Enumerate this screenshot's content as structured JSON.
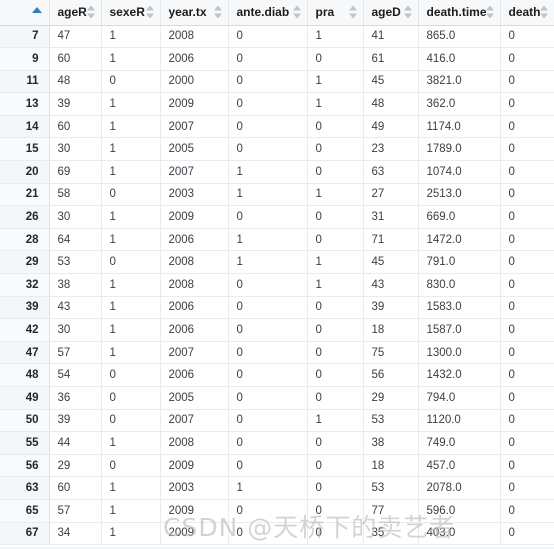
{
  "table": {
    "index_header": "",
    "index_sort": "ascending",
    "columns": [
      {
        "key": "ageR",
        "label": "ageR",
        "sort": "none"
      },
      {
        "key": "sexeR",
        "label": "sexeR",
        "sort": "none"
      },
      {
        "key": "year.tx",
        "label": "year.tx",
        "sort": "none"
      },
      {
        "key": "ante.diab",
        "label": "ante.diab",
        "sort": "none"
      },
      {
        "key": "pra",
        "label": "pra",
        "sort": "none"
      },
      {
        "key": "ageD",
        "label": "ageD",
        "sort": "none"
      },
      {
        "key": "death.time",
        "label": "death.time",
        "sort": "none"
      },
      {
        "key": "death",
        "label": "death",
        "sort": "none"
      }
    ],
    "rows": [
      {
        "index": "7",
        "ageR": "47",
        "sexeR": "1",
        "year_tx": "2008",
        "ante_diab": "0",
        "pra": "1",
        "ageD": "41",
        "death_time": "865.0",
        "death": "0"
      },
      {
        "index": "9",
        "ageR": "60",
        "sexeR": "1",
        "year_tx": "2006",
        "ante_diab": "0",
        "pra": "0",
        "ageD": "61",
        "death_time": "416.0",
        "death": "0"
      },
      {
        "index": "11",
        "ageR": "48",
        "sexeR": "0",
        "year_tx": "2000",
        "ante_diab": "0",
        "pra": "1",
        "ageD": "45",
        "death_time": "3821.0",
        "death": "0"
      },
      {
        "index": "13",
        "ageR": "39",
        "sexeR": "1",
        "year_tx": "2009",
        "ante_diab": "0",
        "pra": "1",
        "ageD": "48",
        "death_time": "362.0",
        "death": "0"
      },
      {
        "index": "14",
        "ageR": "60",
        "sexeR": "1",
        "year_tx": "2007",
        "ante_diab": "0",
        "pra": "0",
        "ageD": "49",
        "death_time": "1174.0",
        "death": "0"
      },
      {
        "index": "15",
        "ageR": "30",
        "sexeR": "1",
        "year_tx": "2005",
        "ante_diab": "0",
        "pra": "0",
        "ageD": "23",
        "death_time": "1789.0",
        "death": "0"
      },
      {
        "index": "20",
        "ageR": "69",
        "sexeR": "1",
        "year_tx": "2007",
        "ante_diab": "1",
        "pra": "0",
        "ageD": "63",
        "death_time": "1074.0",
        "death": "0"
      },
      {
        "index": "21",
        "ageR": "58",
        "sexeR": "0",
        "year_tx": "2003",
        "ante_diab": "1",
        "pra": "1",
        "ageD": "27",
        "death_time": "2513.0",
        "death": "0"
      },
      {
        "index": "26",
        "ageR": "30",
        "sexeR": "1",
        "year_tx": "2009",
        "ante_diab": "0",
        "pra": "0",
        "ageD": "31",
        "death_time": "669.0",
        "death": "0"
      },
      {
        "index": "28",
        "ageR": "64",
        "sexeR": "1",
        "year_tx": "2006",
        "ante_diab": "1",
        "pra": "0",
        "ageD": "71",
        "death_time": "1472.0",
        "death": "0"
      },
      {
        "index": "29",
        "ageR": "53",
        "sexeR": "0",
        "year_tx": "2008",
        "ante_diab": "1",
        "pra": "1",
        "ageD": "45",
        "death_time": "791.0",
        "death": "0"
      },
      {
        "index": "32",
        "ageR": "38",
        "sexeR": "1",
        "year_tx": "2008",
        "ante_diab": "0",
        "pra": "1",
        "ageD": "43",
        "death_time": "830.0",
        "death": "0"
      },
      {
        "index": "39",
        "ageR": "43",
        "sexeR": "1",
        "year_tx": "2006",
        "ante_diab": "0",
        "pra": "0",
        "ageD": "39",
        "death_time": "1583.0",
        "death": "0"
      },
      {
        "index": "42",
        "ageR": "30",
        "sexeR": "1",
        "year_tx": "2006",
        "ante_diab": "0",
        "pra": "0",
        "ageD": "18",
        "death_time": "1587.0",
        "death": "0"
      },
      {
        "index": "47",
        "ageR": "57",
        "sexeR": "1",
        "year_tx": "2007",
        "ante_diab": "0",
        "pra": "0",
        "ageD": "75",
        "death_time": "1300.0",
        "death": "0"
      },
      {
        "index": "48",
        "ageR": "54",
        "sexeR": "0",
        "year_tx": "2006",
        "ante_diab": "0",
        "pra": "0",
        "ageD": "56",
        "death_time": "1432.0",
        "death": "0"
      },
      {
        "index": "49",
        "ageR": "36",
        "sexeR": "0",
        "year_tx": "2005",
        "ante_diab": "0",
        "pra": "0",
        "ageD": "29",
        "death_time": "794.0",
        "death": "0"
      },
      {
        "index": "50",
        "ageR": "39",
        "sexeR": "0",
        "year_tx": "2007",
        "ante_diab": "0",
        "pra": "1",
        "ageD": "53",
        "death_time": "1120.0",
        "death": "0"
      },
      {
        "index": "55",
        "ageR": "44",
        "sexeR": "1",
        "year_tx": "2008",
        "ante_diab": "0",
        "pra": "0",
        "ageD": "38",
        "death_time": "749.0",
        "death": "0"
      },
      {
        "index": "56",
        "ageR": "29",
        "sexeR": "0",
        "year_tx": "2009",
        "ante_diab": "0",
        "pra": "0",
        "ageD": "18",
        "death_time": "457.0",
        "death": "0"
      },
      {
        "index": "63",
        "ageR": "60",
        "sexeR": "1",
        "year_tx": "2003",
        "ante_diab": "1",
        "pra": "0",
        "ageD": "53",
        "death_time": "2078.0",
        "death": "0"
      },
      {
        "index": "65",
        "ageR": "57",
        "sexeR": "1",
        "year_tx": "2009",
        "ante_diab": "0",
        "pra": "0",
        "ageD": "77",
        "death_time": "596.0",
        "death": "0"
      },
      {
        "index": "67",
        "ageR": "34",
        "sexeR": "1",
        "year_tx": "2009",
        "ante_diab": "0",
        "pra": "0",
        "ageD": "35",
        "death_time": "403.0",
        "death": "0"
      }
    ]
  },
  "watermark": {
    "text": "CSDN @天桥下的卖艺者"
  },
  "colors": {
    "sort_active": "#2e7ebb",
    "sort_inactive": "#b6bcc2",
    "header_bg": "#f7f8f9",
    "index_bg": "#f6f8f9",
    "grid_line": "#e9ecef"
  }
}
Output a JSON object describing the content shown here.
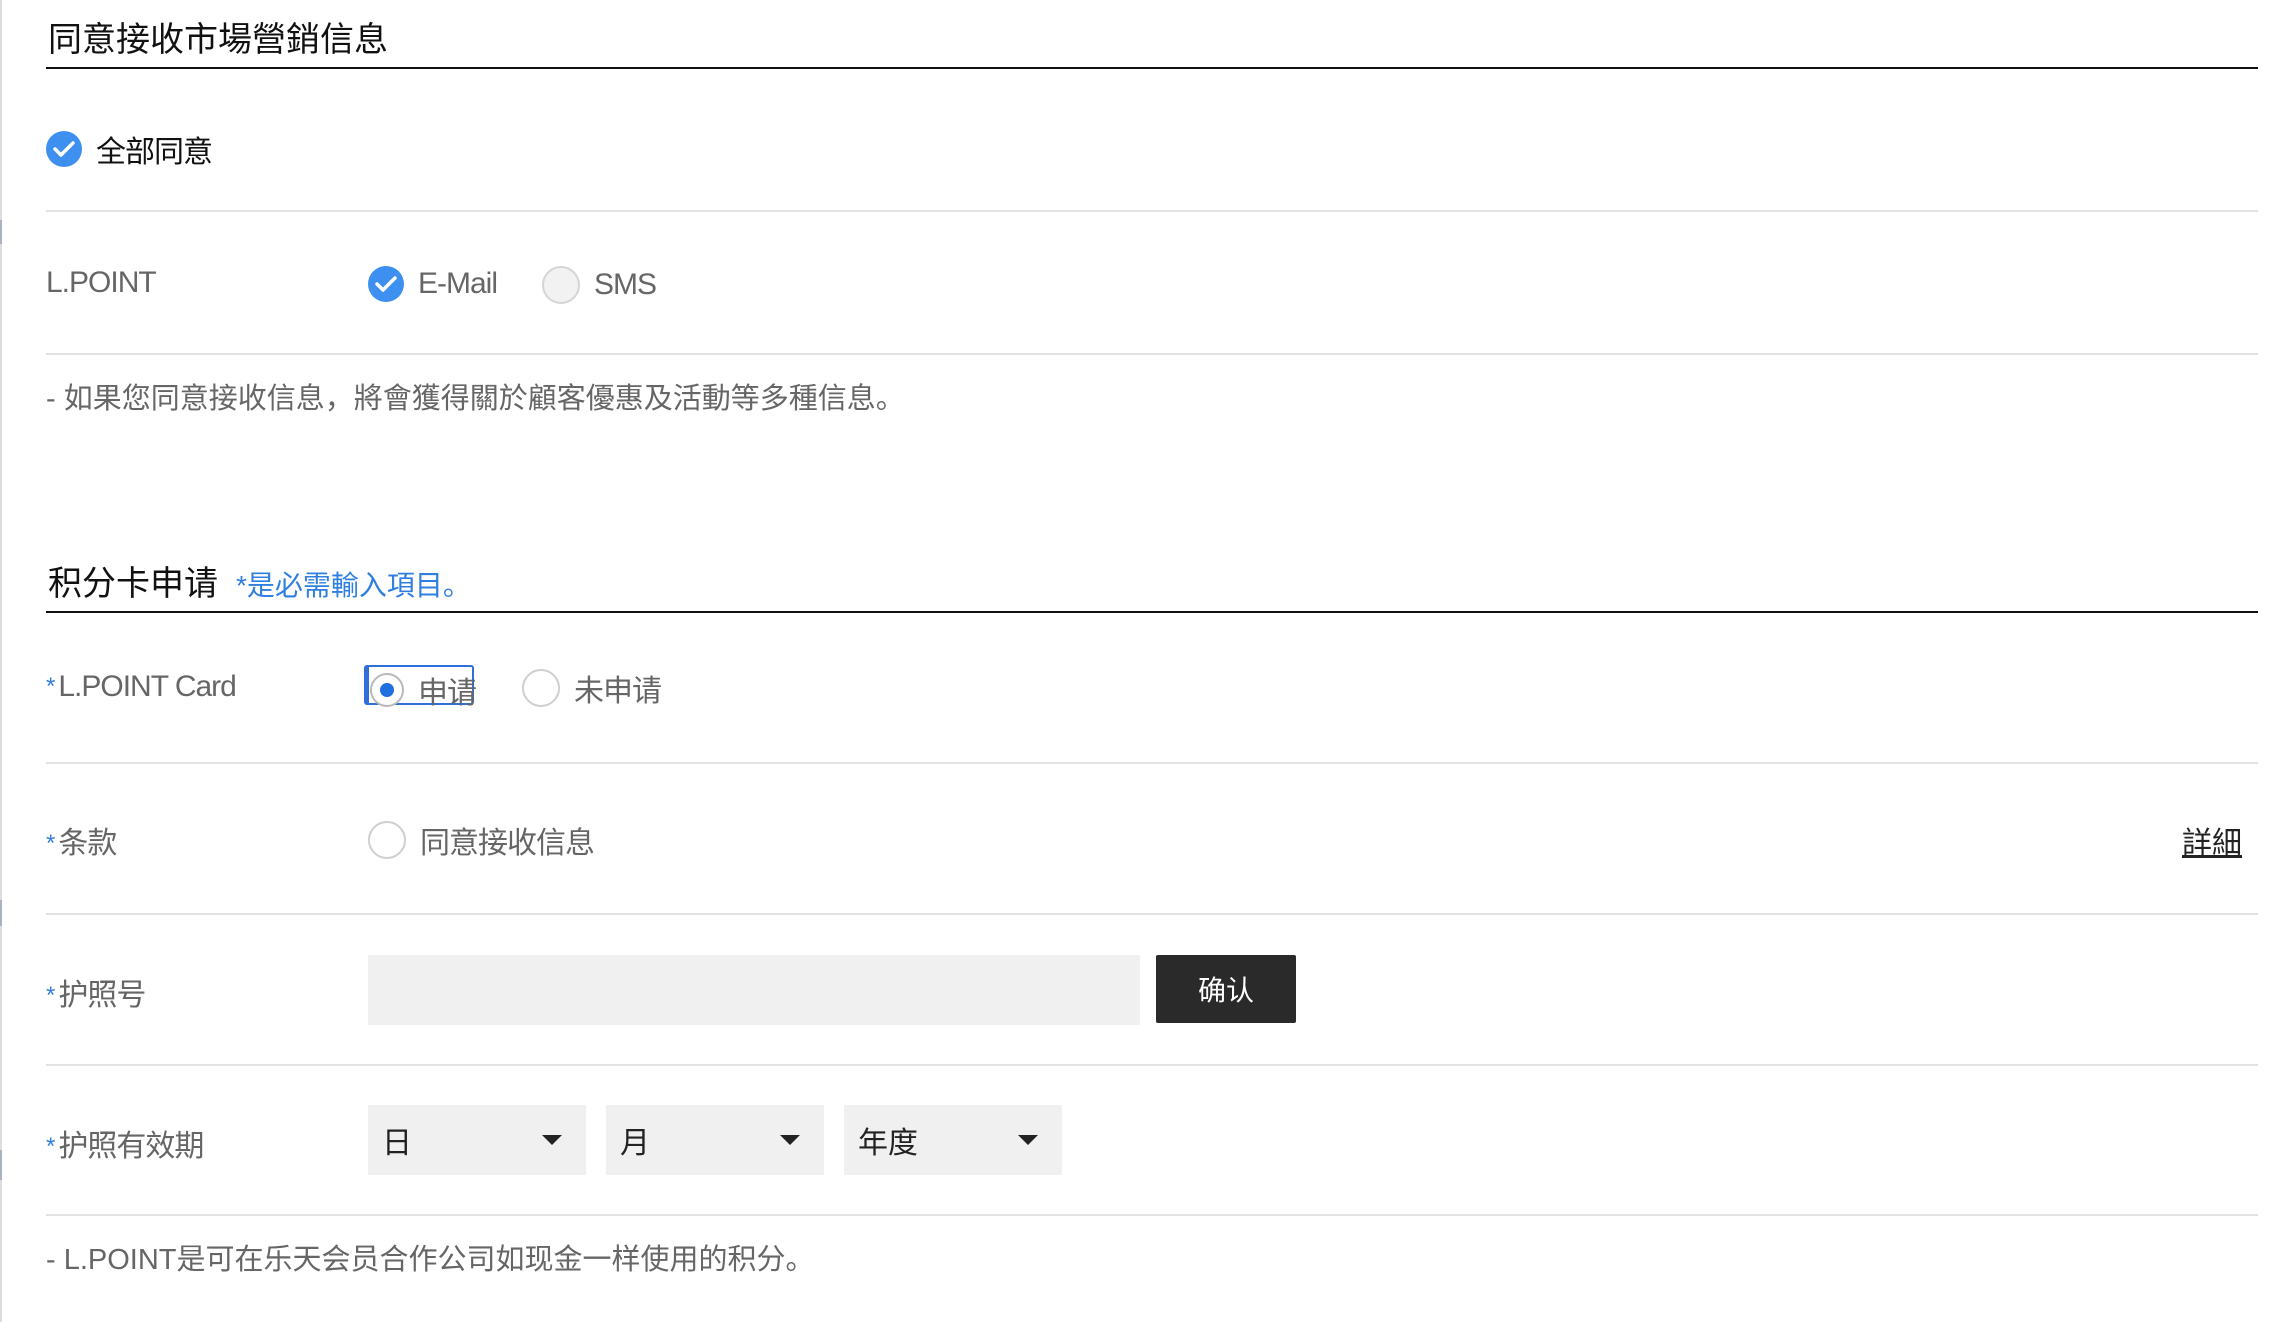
{
  "marketing": {
    "title": "同意接收市場營銷信息",
    "agree_all": "全部同意",
    "lpoint_label": "L.POINT",
    "email_label": "E-Mail",
    "sms_label": "SMS",
    "note": "- 如果您同意接收信息，將會獲得關於顧客優惠及活動等多種信息。"
  },
  "card": {
    "title": "积分卡申请",
    "required_note": "*是必需輸入項目。",
    "lpoint_card_label": "L.POINT Card",
    "apply_label": "申请",
    "not_apply_label": "未申请",
    "terms_label": "条款",
    "terms_agree_label": "同意接收信息",
    "detail_link": "詳細",
    "passport_label": "护照号",
    "passport_value": "",
    "confirm_button": "确认",
    "expiry_label": "护照有效期",
    "day_select": "日",
    "month_select": "月",
    "year_select": "年度",
    "footer_note": "- L.POINT是可在乐天会员合作公司如现金一样使用的积分。"
  },
  "required_mark": "*",
  "colors": {
    "accent": "#3d8ff0",
    "required": "#2f7fe0",
    "button": "#2a2a2a"
  }
}
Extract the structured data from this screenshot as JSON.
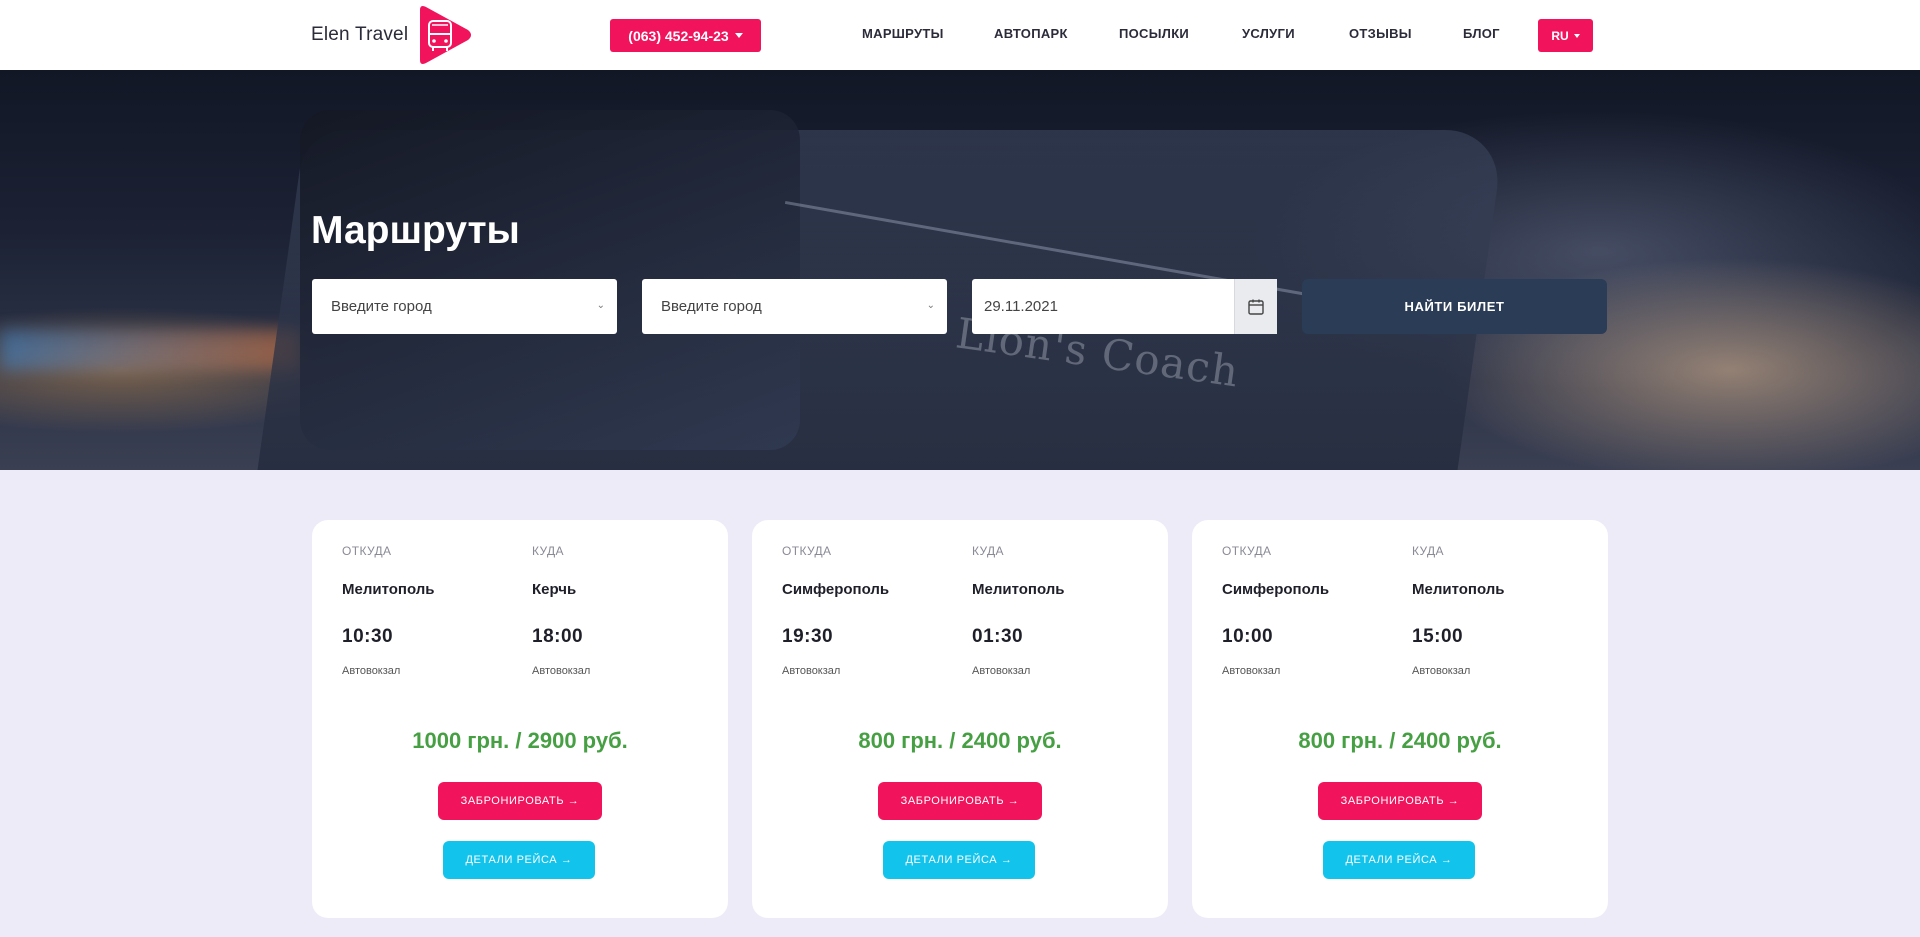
{
  "header": {
    "logo_text": "Elen Travel",
    "phone": "(063) 452-94-23",
    "nav": [
      {
        "label": "МАРШРУТЫ"
      },
      {
        "label": "АВТОПАРК"
      },
      {
        "label": "ПОСЫЛКИ"
      },
      {
        "label": "УСЛУГИ"
      },
      {
        "label": "ОТЗЫВЫ"
      },
      {
        "label": "БЛОГ"
      }
    ],
    "lang": "RU"
  },
  "hero": {
    "title": "Маршруты",
    "from_placeholder": "Введите город",
    "to_placeholder": "Введите город",
    "date": "29.11.2021",
    "search_label": "НАЙТИ БИЛЕТ"
  },
  "cards": [
    {
      "from_label": "ОТКУДА",
      "to_label": "КУДА",
      "from_city": "Мелитополь",
      "to_city": "Керчь",
      "depart": "10:30",
      "arrive": "18:00",
      "from_station": "Автовокзал",
      "to_station": "Автовокзал",
      "price": "1000 грн. / 2900 руб.",
      "book_label": "ЗАБРОНИРОВАТЬ →",
      "details_label": "ДЕТАЛИ РЕЙСА →"
    },
    {
      "from_label": "ОТКУДА",
      "to_label": "КУДА",
      "from_city": "Симферополь",
      "to_city": "Мелитополь",
      "depart": "19:30",
      "arrive": "01:30",
      "from_station": "Автовокзал",
      "to_station": "Автовокзал",
      "price": "800 грн. / 2400 руб.",
      "book_label": "ЗАБРОНИРОВАТЬ →",
      "details_label": "ДЕТАЛИ РЕЙСА →"
    },
    {
      "from_label": "ОТКУДА",
      "to_label": "КУДА",
      "from_city": "Симферополь",
      "to_city": "Мелитополь",
      "depart": "10:00",
      "arrive": "15:00",
      "from_station": "Автовокзал",
      "to_station": "Автовокзал",
      "price": "800 грн. / 2400 руб.",
      "book_label": "ЗАБРОНИРОВАТЬ →",
      "details_label": "ДЕТАЛИ РЕЙСА →"
    }
  ],
  "colors": {
    "accent": "#f2135d",
    "navy": "#2a3c56",
    "price_green": "#46a043",
    "details_blue": "#12c3ec",
    "page_bg": "#ecebf7"
  },
  "icons": [
    "bus-logo-icon",
    "calendar-icon",
    "chevron-down-icon"
  ]
}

*What the task requires:* Pull out the lines above in which the word "город" appears.

*The result:*
    "from_placeholder": "Введите город",
    "to_placeholder": "Введите город",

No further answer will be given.